Your objective
Print the data that follows exactly.

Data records
• • • • •

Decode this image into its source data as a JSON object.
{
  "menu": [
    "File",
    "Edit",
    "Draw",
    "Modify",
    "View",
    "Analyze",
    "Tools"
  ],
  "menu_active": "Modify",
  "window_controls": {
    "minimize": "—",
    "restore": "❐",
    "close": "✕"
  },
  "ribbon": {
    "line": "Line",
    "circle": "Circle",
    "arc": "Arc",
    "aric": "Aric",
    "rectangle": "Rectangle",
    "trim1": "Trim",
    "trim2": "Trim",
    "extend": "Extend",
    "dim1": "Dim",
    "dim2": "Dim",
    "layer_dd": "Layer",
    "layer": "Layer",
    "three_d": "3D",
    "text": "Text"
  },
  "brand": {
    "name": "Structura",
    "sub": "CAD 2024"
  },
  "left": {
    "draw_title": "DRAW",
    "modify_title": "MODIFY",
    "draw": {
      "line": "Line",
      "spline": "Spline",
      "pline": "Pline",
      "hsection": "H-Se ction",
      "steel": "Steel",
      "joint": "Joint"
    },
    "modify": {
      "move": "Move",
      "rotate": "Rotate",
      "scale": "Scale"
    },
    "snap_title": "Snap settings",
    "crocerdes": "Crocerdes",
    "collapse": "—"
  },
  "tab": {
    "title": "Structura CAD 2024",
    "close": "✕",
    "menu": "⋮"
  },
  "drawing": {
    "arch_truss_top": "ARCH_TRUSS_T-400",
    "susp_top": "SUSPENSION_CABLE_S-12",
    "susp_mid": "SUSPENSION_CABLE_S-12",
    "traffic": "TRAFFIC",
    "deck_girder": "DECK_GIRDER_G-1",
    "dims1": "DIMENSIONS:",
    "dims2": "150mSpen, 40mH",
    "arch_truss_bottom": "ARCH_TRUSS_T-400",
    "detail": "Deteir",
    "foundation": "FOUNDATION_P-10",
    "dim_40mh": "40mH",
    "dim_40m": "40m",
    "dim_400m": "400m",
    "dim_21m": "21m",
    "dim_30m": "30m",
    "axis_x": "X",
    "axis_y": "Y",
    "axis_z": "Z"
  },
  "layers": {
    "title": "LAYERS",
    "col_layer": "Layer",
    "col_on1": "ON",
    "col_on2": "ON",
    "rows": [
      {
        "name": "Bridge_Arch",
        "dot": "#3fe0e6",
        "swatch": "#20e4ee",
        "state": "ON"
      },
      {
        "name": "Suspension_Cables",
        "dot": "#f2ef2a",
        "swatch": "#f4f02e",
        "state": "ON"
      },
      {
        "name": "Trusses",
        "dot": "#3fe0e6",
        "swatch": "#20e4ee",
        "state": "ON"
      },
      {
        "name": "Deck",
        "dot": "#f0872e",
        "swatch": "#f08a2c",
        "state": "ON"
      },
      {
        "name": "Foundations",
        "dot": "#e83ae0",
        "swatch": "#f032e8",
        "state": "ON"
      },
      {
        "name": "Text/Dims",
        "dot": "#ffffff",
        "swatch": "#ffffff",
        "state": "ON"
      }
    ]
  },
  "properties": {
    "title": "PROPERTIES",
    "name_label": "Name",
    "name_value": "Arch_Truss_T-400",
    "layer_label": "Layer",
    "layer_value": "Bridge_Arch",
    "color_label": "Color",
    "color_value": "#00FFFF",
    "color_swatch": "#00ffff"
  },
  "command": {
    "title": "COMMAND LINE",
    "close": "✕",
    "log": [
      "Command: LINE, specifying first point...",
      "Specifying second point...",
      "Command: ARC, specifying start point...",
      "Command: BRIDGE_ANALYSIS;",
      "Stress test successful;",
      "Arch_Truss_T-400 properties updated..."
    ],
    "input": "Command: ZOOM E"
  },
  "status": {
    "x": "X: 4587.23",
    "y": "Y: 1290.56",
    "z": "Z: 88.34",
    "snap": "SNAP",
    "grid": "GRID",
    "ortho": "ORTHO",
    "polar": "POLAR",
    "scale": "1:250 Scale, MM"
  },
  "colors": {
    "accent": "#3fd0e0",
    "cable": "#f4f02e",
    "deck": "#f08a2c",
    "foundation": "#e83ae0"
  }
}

• • • • •

Task result
Decode this image into its source data as a JSON object.
{
  "menu": [
    "File",
    "Edit",
    "Draw",
    "Modify",
    "View",
    "Analyze",
    "Tools"
  ],
  "menu_active": "Modify",
  "window_controls": {
    "minimize": "—",
    "restore": "❐",
    "close": "✕"
  },
  "ribbon": {
    "line": "Line",
    "circle": "Circle",
    "arc": "Arc",
    "aric": "Aric",
    "rectangle": "Rectangle",
    "trim1": "Trim",
    "trim2": "Trim",
    "extend": "Extend",
    "dim1": "Dim",
    "dim2": "Dim",
    "layer_dd": "Layer",
    "layer": "Layer",
    "three_d": "3D",
    "text": "Text"
  },
  "brand": {
    "name": "Structura",
    "sub": "CAD 2024"
  },
  "left": {
    "draw_title": "DRAW",
    "modify_title": "MODIFY",
    "draw": {
      "line": "Line",
      "spline": "Spline",
      "pline": "Pline",
      "hsection": "H-Se ction",
      "steel": "Steel",
      "joint": "Joint"
    },
    "modify": {
      "move": "Move",
      "rotate": "Rotate",
      "scale": "Scale"
    },
    "snap_title": "Snap settings",
    "crocerdes": "Crocerdes",
    "collapse": "—"
  },
  "tab": {
    "title": "Structura CAD 2024",
    "close": "✕",
    "menu": "⋮"
  },
  "drawing": {
    "arch_truss_top": "ARCH_TRUSS_T-400",
    "susp_top": "SUSPENSION_CABLE_S-12",
    "susp_mid": "SUSPENSION_CABLE_S-12",
    "traffic": "TRAFFIC",
    "deck_girder": "DECK_GIRDER_G-1",
    "dims1": "DIMENSIONS:",
    "dims2": "150mSpen, 40mH",
    "arch_truss_bottom": "ARCH_TRUSS_T-400",
    "detail": "Deteir",
    "foundation": "FOUNDATION_P-10",
    "dim_40mh": "40mH",
    "dim_40m": "40m",
    "dim_400m": "400m",
    "dim_21m": "21m",
    "dim_30m": "30m",
    "axis_x": "X",
    "axis_y": "Y",
    "axis_z": "Z"
  },
  "layers": {
    "title": "LAYERS",
    "col_layer": "Layer",
    "col_on1": "ON",
    "col_on2": "ON",
    "rows": [
      {
        "name": "Bridge_Arch",
        "dot": "#3fe0e6",
        "swatch": "#20e4ee",
        "state": "ON"
      },
      {
        "name": "Suspension_Cables",
        "dot": "#f2ef2a",
        "swatch": "#f4f02e",
        "state": "ON"
      },
      {
        "name": "Trusses",
        "dot": "#3fe0e6",
        "swatch": "#20e4ee",
        "state": "ON"
      },
      {
        "name": "Deck",
        "dot": "#f0872e",
        "swatch": "#f08a2c",
        "state": "ON"
      },
      {
        "name": "Foundations",
        "dot": "#e83ae0",
        "swatch": "#f032e8",
        "state": "ON"
      },
      {
        "name": "Text/Dims",
        "dot": "#ffffff",
        "swatch": "#ffffff",
        "state": "ON"
      }
    ]
  },
  "properties": {
    "title": "PROPERTIES",
    "name_label": "Name",
    "name_value": "Arch_Truss_T-400",
    "layer_label": "Layer",
    "layer_value": "Bridge_Arch",
    "color_label": "Color",
    "color_value": "#00FFFF",
    "color_swatch": "#00ffff"
  },
  "command": {
    "title": "COMMAND LINE",
    "close": "✕",
    "log": [
      "Command: LINE, specifying first point...",
      "Specifying second point...",
      "Command: ARC, specifying start point...",
      "Command: BRIDGE_ANALYSIS;",
      "Stress test successful;",
      "Arch_Truss_T-400 properties updated..."
    ],
    "input": "Command: ZOOM E"
  },
  "status": {
    "x": "X: 4587.23",
    "y": "Y: 1290.56",
    "z": "Z: 88.34",
    "snap": "SNAP",
    "grid": "GRID",
    "ortho": "ORTHO",
    "polar": "POLAR",
    "scale": "1:250 Scale, MM"
  },
  "colors": {
    "accent": "#3fd0e0",
    "cable": "#f4f02e",
    "deck": "#f08a2c",
    "foundation": "#e83ae0"
  }
}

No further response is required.